── Supplied entries ──

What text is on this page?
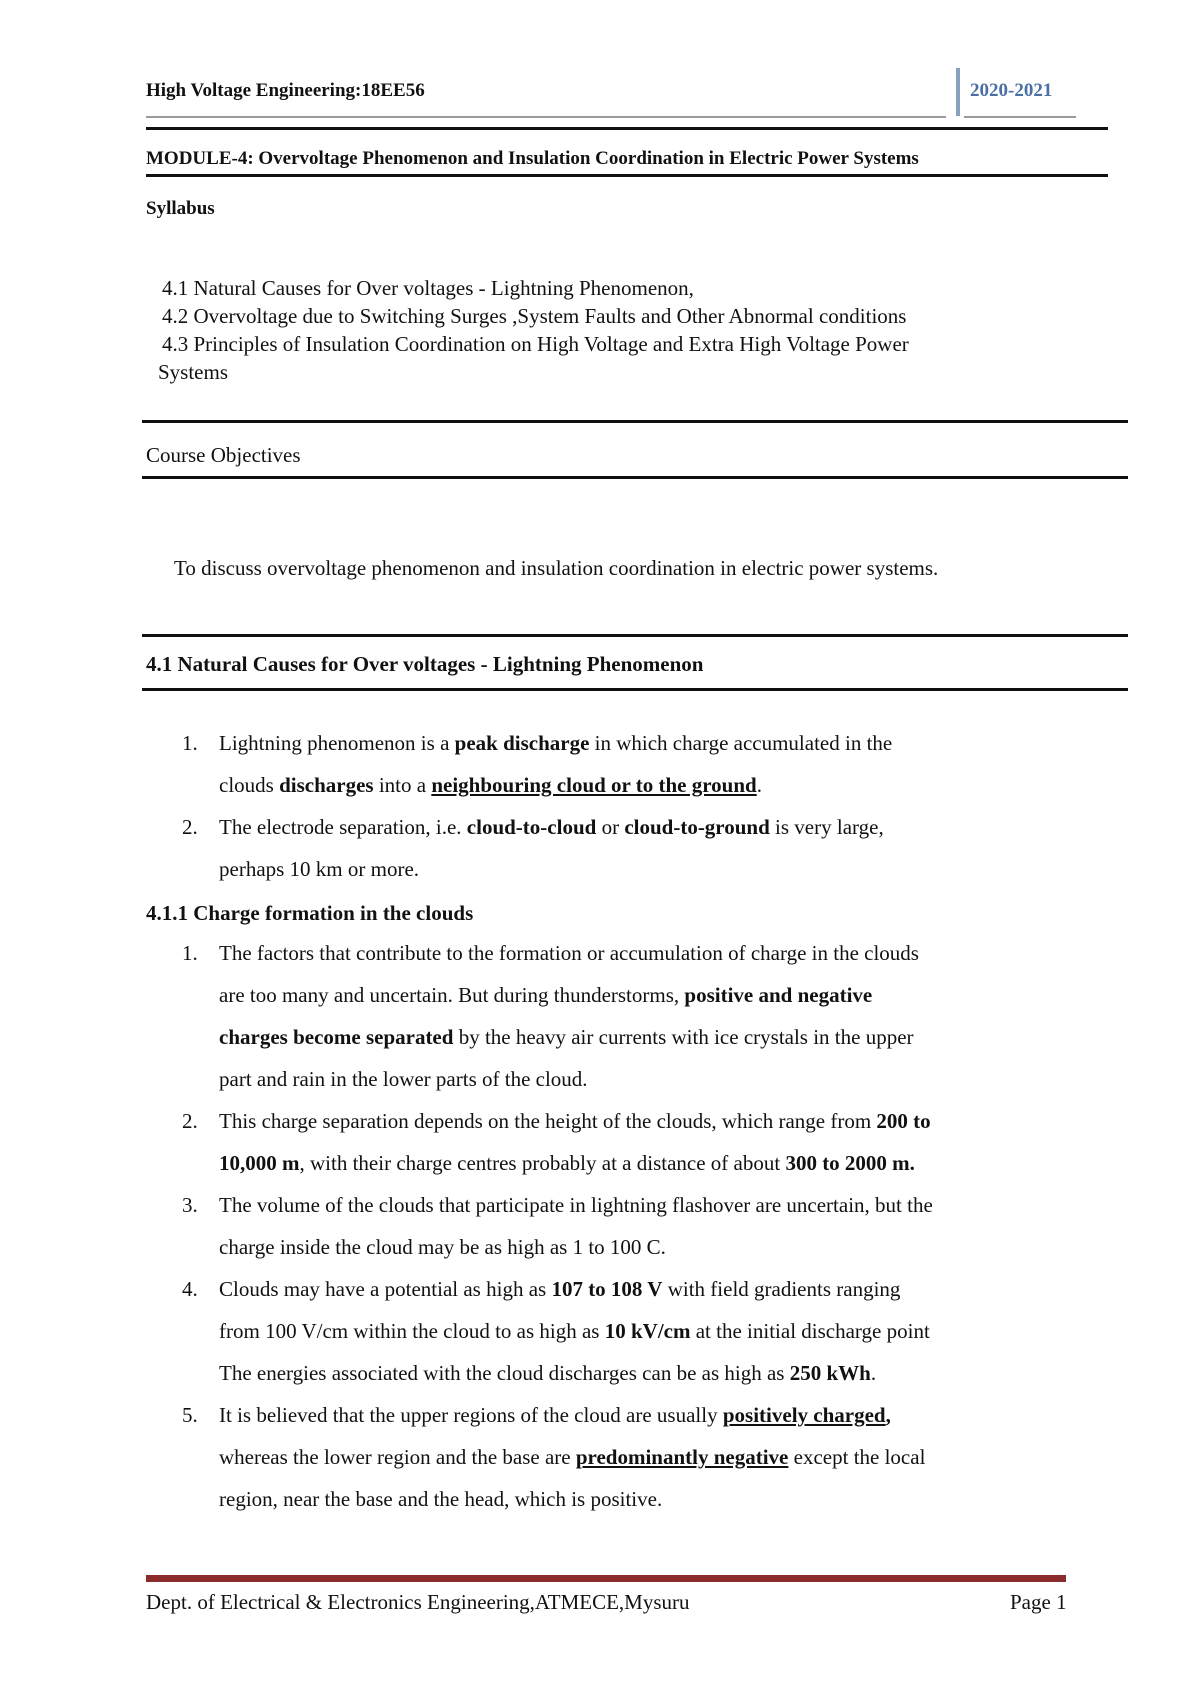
High Voltage Engineering:18EE56	2020-2021
MODULE-4: Overvoltage Phenomenon and Insulation Coordination in Electric Power Systems
Syllabus
4.1 Natural Causes for Over voltages - Lightning Phenomenon,
4.2 Overvoltage due to Switching Surges ,System Faults and Other Abnormal conditions
4.3 Principles of Insulation Coordination on High Voltage and Extra High Voltage Power
Systems
Course Objectives
To discuss overvoltage phenomenon and insulation coordination in electric power systems.
4.1 Natural Causes for Over voltages - Lightning Phenomenon
1.	Lightning phenomenon is a peak discharge in which charge accumulated in the
clouds discharges into a neighbouring cloud or to the ground.
2.	The electrode separation, i.e. cloud-to-cloud or cloud-to-ground is very large,
perhaps 10 km or more.
4.1.1 Charge formation in the clouds
1.	The factors that contribute to the formation or accumulation of charge in the clouds
are too many and uncertain. But during thunderstorms, positive and negative
charges become separated by the heavy air currents with ice crystals in the upper
part and rain in the lower parts of the cloud.
2.	This charge separation depends on the height of the clouds, which range from 200 to
10,000 m, with their charge centres probably at a distance of about 300 to 2000 m.
3.	The volume of the clouds that participate in lightning flashover are uncertain, but the
charge inside the cloud may be as high as 1 to 100 C.
4.	Clouds may have a potential as high as 107 to 108 V with field gradients ranging
from 100 V/cm within the cloud to as high as 10 kV/cm at the initial discharge point
The energies associated with the cloud discharges can be as high as 250 kWh.
5.	It is believed that the upper regions of the cloud are usually positively charged,
whereas the lower region and the base are predominantly negative except the local
region, near the base and the head, which is positive.
Dept. of Electrical & Electronics Engineering,ATMECE,Mysuru	Page 1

───

Using the listing above, say how many of its lines contain the string "that", giving nothing but the figure.

3